(Recorded data)
--------------------------------

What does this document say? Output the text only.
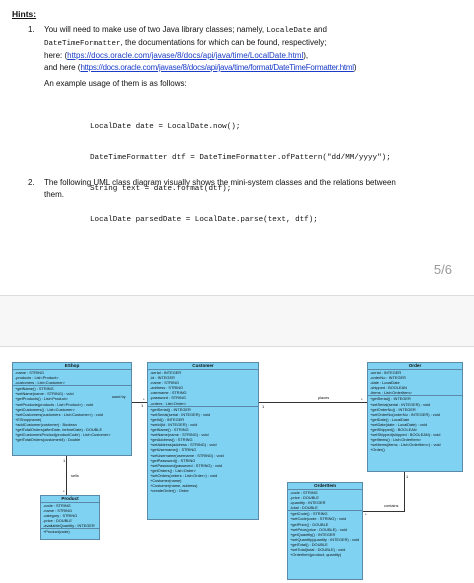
Hints:
1. You will need to make use of two Java library classes; namely, LocaleDate and
DateTimeFormatter, the documentations for which can be found, respectively;
here: (https://docs.oracle.com/javase/8/docs/api/java/time/LocalDate.html),
and here (https://docs.oracle.com/javase/8/docs/api/java/time/format/DateTimeFormatter.html)
An example usage of them is as follows:

LocalDate date = LocalDate.now();

DateTimeFormatter dtf = DateTimeFormatter.ofPattern("dd/MM/yyyy");

String text = date.format(dtf);

LocalDate parsedDate = LocalDate.parse(text, dtf);

2. The following UML class diagram visually shows the mini-system classes and the relations between
them.
5/6
EShop
-name : STRING
-products : List<Product>
-customers : List<Customer>
+getName() : STRING
+setName(name : STRING) : void
+getProducts() : List<Product>
+setProducts(products : List<Product>) : void
+getCustomers() : List<Customer>
+setCustomers(customers : List<Customer>) : void
+EShop(name)
+addCustomer(customer) : Boolean
+getTotalOrders(afterDate, beforeDate) : DOUBLE
+getCustomersProduct(productCode) : List<Customer>
+getTotalOrders(customerId) : Double
Customer
-serial : INTEGER
-id : INTEGER
-name : STRING
-address : STRING
-username : STRING
-password : STRING
-orders : List<Order>
+getSerial() : INTEGER
+setSerial(serial : INTEGER) : void
+getId() : INTEGER
+setId(id : INTEGER) : void
+getName() : STRING
+setName(name : STRING) : void
+getAddress() : STRING
+setAddress(address : STRING) : void
+getUsername() : STRING
+setUsername(username : STRING) : void
+getPassword() : STRING
+setPassword(password : STRING) : void
+getOrders() : List<Order>
+setOrders(orders : List<Order>) : void
+Customer(name)
+Customer(name, address)
+createOrder() : Order
Order
-serial : INTEGER
-orderNo : INTEGER
-date : LocalDate
-shipped : BOOLEAN
-items : List<OrderItem>
+getSerial() : INTEGER
+setSerial(serial : INTEGER) : void
+getOrderNo() : INTEGER
+setOrderNo(orderNo : INTEGER) : void
+getDate() : LocalDate
+setDate(date : LocalDate) : void
+getShipped() : BOOLEAN
+setShipped(shipped : BOOLEAN) : void
+getItems() : List<OrderItem>
+setItems(items : List<OrderItem>) : void
+Order()
Product
-code : STRING
-name : STRING
-category : STRING
-price : DOUBLE
-availableQuantity : INTEGER
+Product(code)
OrderItem
-code : STRING
-price : DOUBLE
-quantity : INTEGER
-total : DOUBLE
+getCode() : STRING
+setCode(code : STRING) : void
+getPrice() : DOUBLE
+setPrice(price : DOUBLE) : void
+getQuantity() : INTEGER
+setQuantity(quantity : INTEGER) : void
+getTotal() : DOUBLE
+setTotal(total : DOUBLE) : void
+OrderItem(product, quantity)
used by
1
*	places
1
*
sells
1
*
contains
1
*
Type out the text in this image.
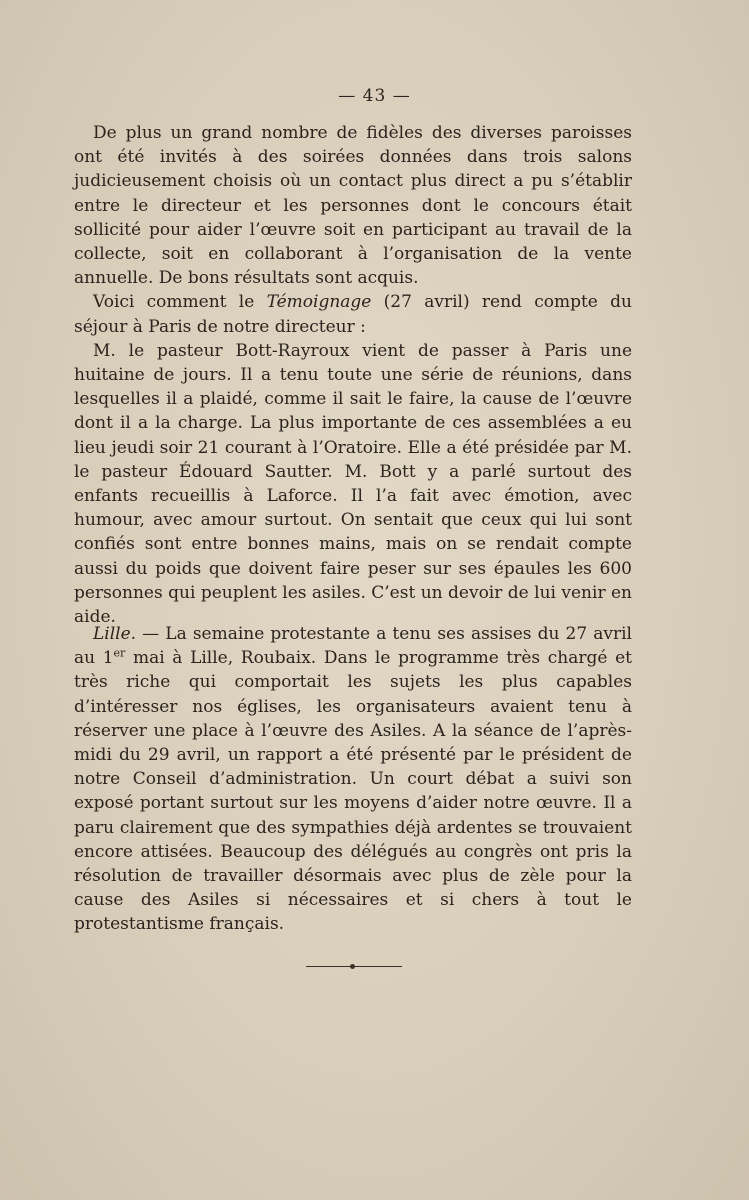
— 43 —

De plus un grand nombre de fidèles des diverses paroisses ont été invités à des soirées données dans trois salons judicieusement choisis où un contact plus direct a pu s’établir entre le directeur et les personnes dont le concours était sollicité pour aider l’œuvre soit en participant au travail de la collecte, soit en collaborant à l’organisation de la vente annuelle. De bons résultats sont acquis.

Voici comment le Témoignage (27 avril) rend compte du séjour à Paris de notre directeur :

M. le pasteur Bott-Rayroux vient de passer à Paris une huitaine de jours. Il a tenu toute une série de réunions, dans lesquelles il a plaidé, comme il sait le faire, la cause de l’œuvre dont il a la charge. La plus importante de ces assemblées a eu lieu jeudi soir 21 courant à l’Oratoire. Elle a été présidée par M. le pasteur Édouard Sautter. M. Bott y a parlé surtout des enfants recueillis à Laforce. Il l’a fait avec émotion, avec humour, avec amour surtout. On sentait que ceux qui lui sont confiés sont entre bonnes mains, mais on se rendait compte aussi du poids que doivent faire peser sur ses épaules les 600 personnes qui peuplent les asiles. C’est un devoir de lui venir en aide.

Lille. — La semaine protestante a tenu ses assises du 27 avril au 1er mai à Lille, Roubaix. Dans le programme très chargé et très riche qui comportait les sujets les plus capables d’intéresser nos églises, les organisateurs avaient tenu à réserver une place à l’œuvre des Asiles. A la séance de l’après-midi du 29 avril, un rapport a été présenté par le président de notre Conseil d’administration. Un court débat a suivi son exposé portant surtout sur les moyens d’aider notre œuvre. Il a paru clairement que des sympathies déjà ardentes se trouvaient encore attisées. Beaucoup des délégués au congrès ont pris la résolution de travailler désormais avec plus de zèle pour la cause des Asiles si nécessaires et si chers à tout le protestantisme français.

--------------------------------

▶ **AIM**:
Every line from the one with "Type out the text in this image." through the last line of the material gets printed exactly, and nothing more. Omit the pictures.

▶ **EXERCISE SOLUTION**:
Type out the text in this image.
— 43 —

De plus un grand nombre de fidèles des diverses paroisses ont été invités à des soirées données dans trois salons judicieusement choisis où un contact plus direct a pu s’établir entre le directeur et les personnes dont le concours était sollicité pour aider l’œuvre soit en participant au travail de la collecte, soit en collaborant à l’organisation de la vente annuelle. De bons résultats sont acquis.

Voici comment le Témoignage (27 avril) rend compte du séjour à Paris de notre directeur :

M. le pasteur Bott-Rayroux vient de passer à Paris une huitaine de jours. Il a tenu toute une série de réunions, dans lesquelles il a plaidé, comme il sait le faire, la cause de l’œuvre dont il a la charge. La plus importante de ces assemblées a eu lieu jeudi soir 21 courant à l’Oratoire. Elle a été présidée par M. le pasteur Édouard Sautter. M. Bott y a parlé surtout des enfants recueillis à Laforce. Il l’a fait avec émotion, avec humour, avec amour surtout. On sentait que ceux qui lui sont confiés sont entre bonnes mains, mais on se rendait compte aussi du poids que doivent faire peser sur ses épaules les 600 personnes qui peuplent les asiles. C’est un devoir de lui venir en aide.

Lille. — La semaine protestante a tenu ses assises du 27 avril au 1er mai à Lille, Roubaix. Dans le programme très chargé et très riche qui comportait les sujets les plus capables d’intéresser nos églises, les organisateurs avaient tenu à réserver une place à l’œuvre des Asiles. A la séance de l’après-midi du 29 avril, un rapport a été présenté par le président de notre Conseil d’administration. Un court débat a suivi son exposé portant surtout sur les moyens d’aider notre œuvre. Il a paru clairement que des sympathies déjà ardentes se trouvaient encore attisées. Beaucoup des délégués au congrès ont pris la résolution de travailler désormais avec plus de zèle pour la cause des Asiles si nécessaires et si chers à tout le protestantisme français.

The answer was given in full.